[WHAT IS EXPECTED] Locate the string "this" in the listing below. Copy every line where it is found.

(Recorded data)
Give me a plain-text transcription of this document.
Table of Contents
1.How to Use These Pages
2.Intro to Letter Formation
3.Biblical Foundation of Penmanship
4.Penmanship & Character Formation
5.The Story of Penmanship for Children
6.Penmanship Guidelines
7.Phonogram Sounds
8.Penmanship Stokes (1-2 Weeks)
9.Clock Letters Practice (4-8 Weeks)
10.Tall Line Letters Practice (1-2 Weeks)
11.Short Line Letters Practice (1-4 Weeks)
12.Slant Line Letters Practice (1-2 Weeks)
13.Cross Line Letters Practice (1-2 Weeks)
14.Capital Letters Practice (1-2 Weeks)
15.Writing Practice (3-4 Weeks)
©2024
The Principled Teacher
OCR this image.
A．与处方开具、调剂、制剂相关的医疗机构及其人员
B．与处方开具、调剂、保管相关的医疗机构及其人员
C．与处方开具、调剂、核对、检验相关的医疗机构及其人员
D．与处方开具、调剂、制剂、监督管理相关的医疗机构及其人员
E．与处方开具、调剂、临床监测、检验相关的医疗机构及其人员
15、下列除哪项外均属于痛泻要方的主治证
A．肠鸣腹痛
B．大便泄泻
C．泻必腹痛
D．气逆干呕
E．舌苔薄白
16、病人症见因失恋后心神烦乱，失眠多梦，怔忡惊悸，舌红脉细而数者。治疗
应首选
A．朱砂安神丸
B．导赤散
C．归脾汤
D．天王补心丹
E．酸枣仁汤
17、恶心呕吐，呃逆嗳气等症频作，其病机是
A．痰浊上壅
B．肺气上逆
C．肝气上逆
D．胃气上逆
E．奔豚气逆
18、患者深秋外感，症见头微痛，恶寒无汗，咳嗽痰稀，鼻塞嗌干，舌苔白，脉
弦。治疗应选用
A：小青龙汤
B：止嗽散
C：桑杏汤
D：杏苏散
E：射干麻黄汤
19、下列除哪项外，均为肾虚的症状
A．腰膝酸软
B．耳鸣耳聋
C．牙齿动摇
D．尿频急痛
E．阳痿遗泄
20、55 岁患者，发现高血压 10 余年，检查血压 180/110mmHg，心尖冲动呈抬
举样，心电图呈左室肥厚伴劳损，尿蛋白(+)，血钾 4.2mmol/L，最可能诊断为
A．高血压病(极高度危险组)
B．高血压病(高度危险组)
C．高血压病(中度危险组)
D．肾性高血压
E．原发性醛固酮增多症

[RESPONSE]
Give me a plain-text transcription of this document.
OCR this image.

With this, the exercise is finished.